◆ **Job**
Extract from the listing each line in which the word "data" appears.

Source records
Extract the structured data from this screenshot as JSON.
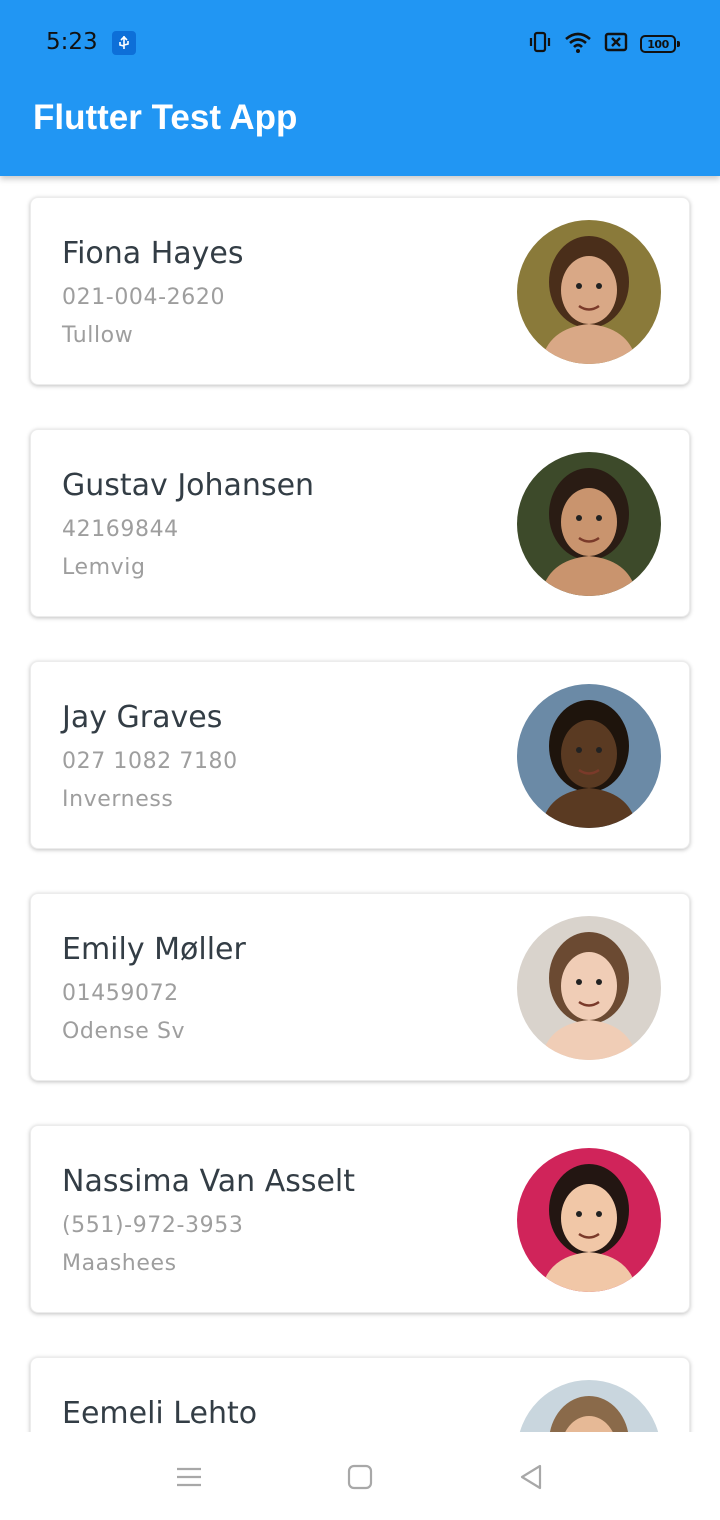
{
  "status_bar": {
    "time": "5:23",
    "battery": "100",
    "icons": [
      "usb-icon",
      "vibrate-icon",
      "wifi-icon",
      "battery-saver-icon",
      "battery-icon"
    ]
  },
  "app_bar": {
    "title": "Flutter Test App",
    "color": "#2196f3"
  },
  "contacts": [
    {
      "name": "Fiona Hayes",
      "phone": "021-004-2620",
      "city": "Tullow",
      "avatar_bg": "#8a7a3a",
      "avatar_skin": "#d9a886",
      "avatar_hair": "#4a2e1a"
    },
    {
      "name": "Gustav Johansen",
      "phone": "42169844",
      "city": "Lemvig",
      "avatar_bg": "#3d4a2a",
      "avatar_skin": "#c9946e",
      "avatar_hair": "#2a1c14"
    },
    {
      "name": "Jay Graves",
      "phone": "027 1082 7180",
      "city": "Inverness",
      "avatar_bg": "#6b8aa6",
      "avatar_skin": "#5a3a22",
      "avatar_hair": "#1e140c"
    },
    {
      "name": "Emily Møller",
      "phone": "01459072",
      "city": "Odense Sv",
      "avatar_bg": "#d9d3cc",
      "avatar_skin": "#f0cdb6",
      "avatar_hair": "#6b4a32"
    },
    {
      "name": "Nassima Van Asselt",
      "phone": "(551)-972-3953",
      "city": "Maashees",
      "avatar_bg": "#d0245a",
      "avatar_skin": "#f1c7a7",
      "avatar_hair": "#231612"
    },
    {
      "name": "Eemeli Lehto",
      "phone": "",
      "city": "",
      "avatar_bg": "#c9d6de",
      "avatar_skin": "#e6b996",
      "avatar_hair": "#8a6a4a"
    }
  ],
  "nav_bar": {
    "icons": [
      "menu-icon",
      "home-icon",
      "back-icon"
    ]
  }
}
---
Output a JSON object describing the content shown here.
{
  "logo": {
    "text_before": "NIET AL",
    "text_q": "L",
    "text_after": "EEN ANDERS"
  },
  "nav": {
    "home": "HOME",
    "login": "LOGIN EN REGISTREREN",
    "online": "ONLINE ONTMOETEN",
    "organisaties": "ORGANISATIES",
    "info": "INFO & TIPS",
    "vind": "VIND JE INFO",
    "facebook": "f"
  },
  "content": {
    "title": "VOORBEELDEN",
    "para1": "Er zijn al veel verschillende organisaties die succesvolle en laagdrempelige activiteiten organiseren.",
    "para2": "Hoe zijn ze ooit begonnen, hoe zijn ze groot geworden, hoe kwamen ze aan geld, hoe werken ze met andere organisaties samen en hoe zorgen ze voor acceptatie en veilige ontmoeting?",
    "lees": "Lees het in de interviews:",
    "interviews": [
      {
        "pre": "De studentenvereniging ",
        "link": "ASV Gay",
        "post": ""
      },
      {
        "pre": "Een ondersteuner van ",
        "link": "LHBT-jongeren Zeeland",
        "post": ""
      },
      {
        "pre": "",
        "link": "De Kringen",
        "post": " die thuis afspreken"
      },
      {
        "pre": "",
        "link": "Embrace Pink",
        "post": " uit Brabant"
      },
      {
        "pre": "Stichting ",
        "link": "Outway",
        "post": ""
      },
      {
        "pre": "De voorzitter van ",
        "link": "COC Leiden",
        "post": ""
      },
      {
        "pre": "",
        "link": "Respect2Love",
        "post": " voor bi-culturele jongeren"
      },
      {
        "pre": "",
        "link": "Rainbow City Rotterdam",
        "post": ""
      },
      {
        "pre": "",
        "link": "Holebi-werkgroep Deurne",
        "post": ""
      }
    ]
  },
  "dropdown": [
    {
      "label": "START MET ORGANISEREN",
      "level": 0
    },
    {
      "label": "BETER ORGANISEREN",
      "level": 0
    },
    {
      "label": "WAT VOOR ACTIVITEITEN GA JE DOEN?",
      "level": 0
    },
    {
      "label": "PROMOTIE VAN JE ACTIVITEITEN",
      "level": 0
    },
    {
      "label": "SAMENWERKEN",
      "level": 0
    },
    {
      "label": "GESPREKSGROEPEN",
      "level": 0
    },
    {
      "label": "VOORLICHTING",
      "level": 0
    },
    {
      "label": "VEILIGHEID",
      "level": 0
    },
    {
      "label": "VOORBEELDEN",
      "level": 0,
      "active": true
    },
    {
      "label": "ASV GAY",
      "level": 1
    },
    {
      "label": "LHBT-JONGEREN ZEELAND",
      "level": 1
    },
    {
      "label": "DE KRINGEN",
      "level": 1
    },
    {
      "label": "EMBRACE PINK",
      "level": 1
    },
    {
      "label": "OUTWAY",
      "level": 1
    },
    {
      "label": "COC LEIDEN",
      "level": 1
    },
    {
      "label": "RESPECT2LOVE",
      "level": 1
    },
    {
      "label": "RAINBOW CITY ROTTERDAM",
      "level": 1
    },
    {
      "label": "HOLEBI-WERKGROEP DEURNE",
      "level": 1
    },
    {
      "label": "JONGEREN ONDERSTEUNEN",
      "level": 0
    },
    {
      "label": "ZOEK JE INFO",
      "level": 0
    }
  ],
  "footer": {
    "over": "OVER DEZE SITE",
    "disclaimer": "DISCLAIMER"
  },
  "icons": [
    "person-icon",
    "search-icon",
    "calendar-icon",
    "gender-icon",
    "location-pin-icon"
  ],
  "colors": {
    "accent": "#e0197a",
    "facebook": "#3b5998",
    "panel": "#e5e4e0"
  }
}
* * *
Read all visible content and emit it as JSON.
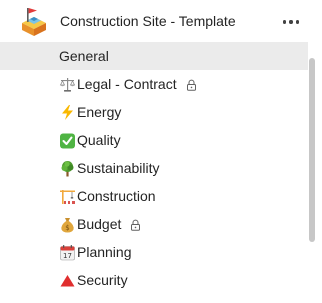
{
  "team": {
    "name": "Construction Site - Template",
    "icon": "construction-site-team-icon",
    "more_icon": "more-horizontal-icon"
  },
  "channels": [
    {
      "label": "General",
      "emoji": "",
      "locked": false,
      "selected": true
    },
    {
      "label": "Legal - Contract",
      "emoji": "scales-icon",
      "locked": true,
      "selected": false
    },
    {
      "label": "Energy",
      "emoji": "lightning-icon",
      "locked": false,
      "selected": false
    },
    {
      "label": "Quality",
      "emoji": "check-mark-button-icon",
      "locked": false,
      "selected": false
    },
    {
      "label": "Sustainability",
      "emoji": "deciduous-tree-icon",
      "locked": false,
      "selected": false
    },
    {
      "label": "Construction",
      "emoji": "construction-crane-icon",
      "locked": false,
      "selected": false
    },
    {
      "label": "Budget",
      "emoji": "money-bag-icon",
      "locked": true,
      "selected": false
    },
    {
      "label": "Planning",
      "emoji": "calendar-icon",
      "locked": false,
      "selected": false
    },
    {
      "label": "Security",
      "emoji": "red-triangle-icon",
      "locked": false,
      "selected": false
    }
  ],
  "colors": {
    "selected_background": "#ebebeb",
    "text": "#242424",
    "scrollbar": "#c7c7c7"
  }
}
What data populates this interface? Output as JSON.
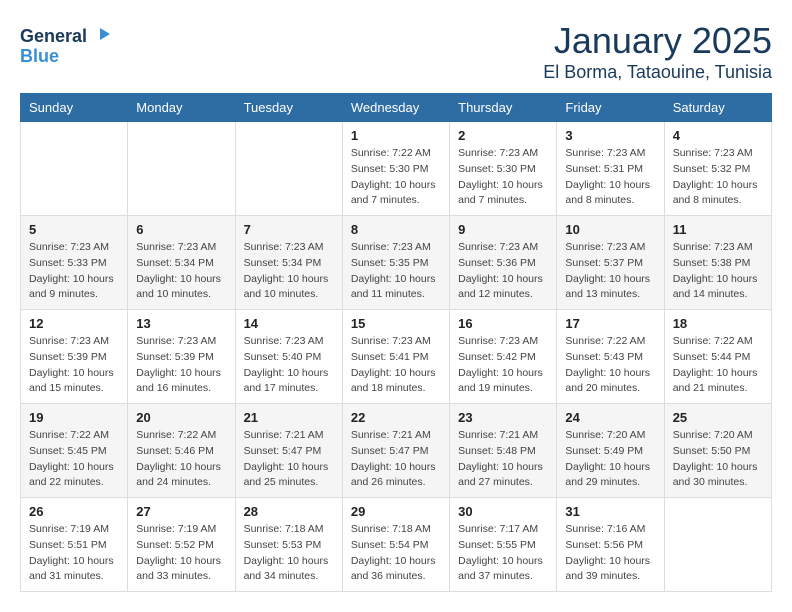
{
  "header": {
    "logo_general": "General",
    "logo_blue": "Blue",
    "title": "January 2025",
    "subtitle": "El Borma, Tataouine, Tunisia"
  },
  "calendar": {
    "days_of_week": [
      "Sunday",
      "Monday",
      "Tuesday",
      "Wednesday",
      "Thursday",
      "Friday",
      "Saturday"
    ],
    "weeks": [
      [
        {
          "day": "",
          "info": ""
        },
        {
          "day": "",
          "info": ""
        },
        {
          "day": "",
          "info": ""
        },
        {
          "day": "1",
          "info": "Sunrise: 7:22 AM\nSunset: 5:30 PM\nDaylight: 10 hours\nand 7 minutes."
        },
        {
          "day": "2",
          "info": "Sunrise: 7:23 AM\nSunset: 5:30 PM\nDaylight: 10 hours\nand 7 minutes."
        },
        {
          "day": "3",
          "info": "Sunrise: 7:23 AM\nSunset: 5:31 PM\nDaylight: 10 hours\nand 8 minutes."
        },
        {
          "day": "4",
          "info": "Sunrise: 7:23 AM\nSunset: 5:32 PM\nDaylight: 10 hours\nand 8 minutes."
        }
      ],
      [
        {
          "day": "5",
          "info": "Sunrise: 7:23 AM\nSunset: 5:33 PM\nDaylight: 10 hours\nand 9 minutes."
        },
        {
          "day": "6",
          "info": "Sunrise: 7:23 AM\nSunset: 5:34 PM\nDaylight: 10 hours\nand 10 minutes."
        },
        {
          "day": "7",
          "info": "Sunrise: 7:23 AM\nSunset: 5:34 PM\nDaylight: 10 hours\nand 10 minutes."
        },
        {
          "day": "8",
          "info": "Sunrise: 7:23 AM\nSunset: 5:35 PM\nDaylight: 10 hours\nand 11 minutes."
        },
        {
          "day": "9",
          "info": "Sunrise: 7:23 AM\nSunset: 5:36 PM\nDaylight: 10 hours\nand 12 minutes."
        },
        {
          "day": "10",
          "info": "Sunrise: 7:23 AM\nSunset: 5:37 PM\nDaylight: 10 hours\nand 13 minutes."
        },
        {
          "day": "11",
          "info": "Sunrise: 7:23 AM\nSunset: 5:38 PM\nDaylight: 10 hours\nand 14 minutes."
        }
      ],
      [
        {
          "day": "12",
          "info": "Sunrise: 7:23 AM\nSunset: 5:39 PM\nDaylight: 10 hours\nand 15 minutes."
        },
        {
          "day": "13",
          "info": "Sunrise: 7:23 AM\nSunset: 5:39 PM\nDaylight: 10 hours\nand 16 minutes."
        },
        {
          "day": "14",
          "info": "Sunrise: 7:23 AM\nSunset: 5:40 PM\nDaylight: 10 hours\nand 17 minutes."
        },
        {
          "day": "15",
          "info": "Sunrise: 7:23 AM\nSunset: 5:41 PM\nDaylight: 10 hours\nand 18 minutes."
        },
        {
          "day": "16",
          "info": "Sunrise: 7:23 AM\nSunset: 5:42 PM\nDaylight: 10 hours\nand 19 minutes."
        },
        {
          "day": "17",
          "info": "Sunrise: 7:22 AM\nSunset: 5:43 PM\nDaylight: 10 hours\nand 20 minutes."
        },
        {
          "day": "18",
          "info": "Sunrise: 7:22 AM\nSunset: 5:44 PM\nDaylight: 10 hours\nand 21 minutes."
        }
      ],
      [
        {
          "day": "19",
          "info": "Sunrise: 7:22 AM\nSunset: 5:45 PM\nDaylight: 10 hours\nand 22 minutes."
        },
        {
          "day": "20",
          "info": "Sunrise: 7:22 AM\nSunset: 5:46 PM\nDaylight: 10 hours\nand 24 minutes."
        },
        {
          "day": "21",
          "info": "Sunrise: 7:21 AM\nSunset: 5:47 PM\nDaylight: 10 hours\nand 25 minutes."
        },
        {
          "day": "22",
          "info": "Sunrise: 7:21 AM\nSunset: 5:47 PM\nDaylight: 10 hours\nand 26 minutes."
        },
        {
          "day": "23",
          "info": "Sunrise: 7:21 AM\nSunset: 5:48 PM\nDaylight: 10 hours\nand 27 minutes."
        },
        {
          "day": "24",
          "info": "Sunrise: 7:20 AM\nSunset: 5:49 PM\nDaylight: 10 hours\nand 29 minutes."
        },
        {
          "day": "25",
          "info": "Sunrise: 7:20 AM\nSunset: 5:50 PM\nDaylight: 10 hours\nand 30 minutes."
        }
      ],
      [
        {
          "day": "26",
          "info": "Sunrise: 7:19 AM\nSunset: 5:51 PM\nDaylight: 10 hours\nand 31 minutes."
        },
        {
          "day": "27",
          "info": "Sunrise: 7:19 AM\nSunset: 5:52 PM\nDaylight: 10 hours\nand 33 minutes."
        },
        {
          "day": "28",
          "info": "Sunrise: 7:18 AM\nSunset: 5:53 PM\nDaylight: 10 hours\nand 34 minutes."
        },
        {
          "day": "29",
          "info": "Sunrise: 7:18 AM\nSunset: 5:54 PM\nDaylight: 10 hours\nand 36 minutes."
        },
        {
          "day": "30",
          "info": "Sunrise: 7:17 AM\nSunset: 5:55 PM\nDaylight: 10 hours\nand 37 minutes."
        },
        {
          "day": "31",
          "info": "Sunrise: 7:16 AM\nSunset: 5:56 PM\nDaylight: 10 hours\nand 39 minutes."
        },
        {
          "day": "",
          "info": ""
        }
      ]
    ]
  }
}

◆ **Result of this task**
Extract the structured data from this screenshot as JSON.
What data populates this interface? Output as JSON.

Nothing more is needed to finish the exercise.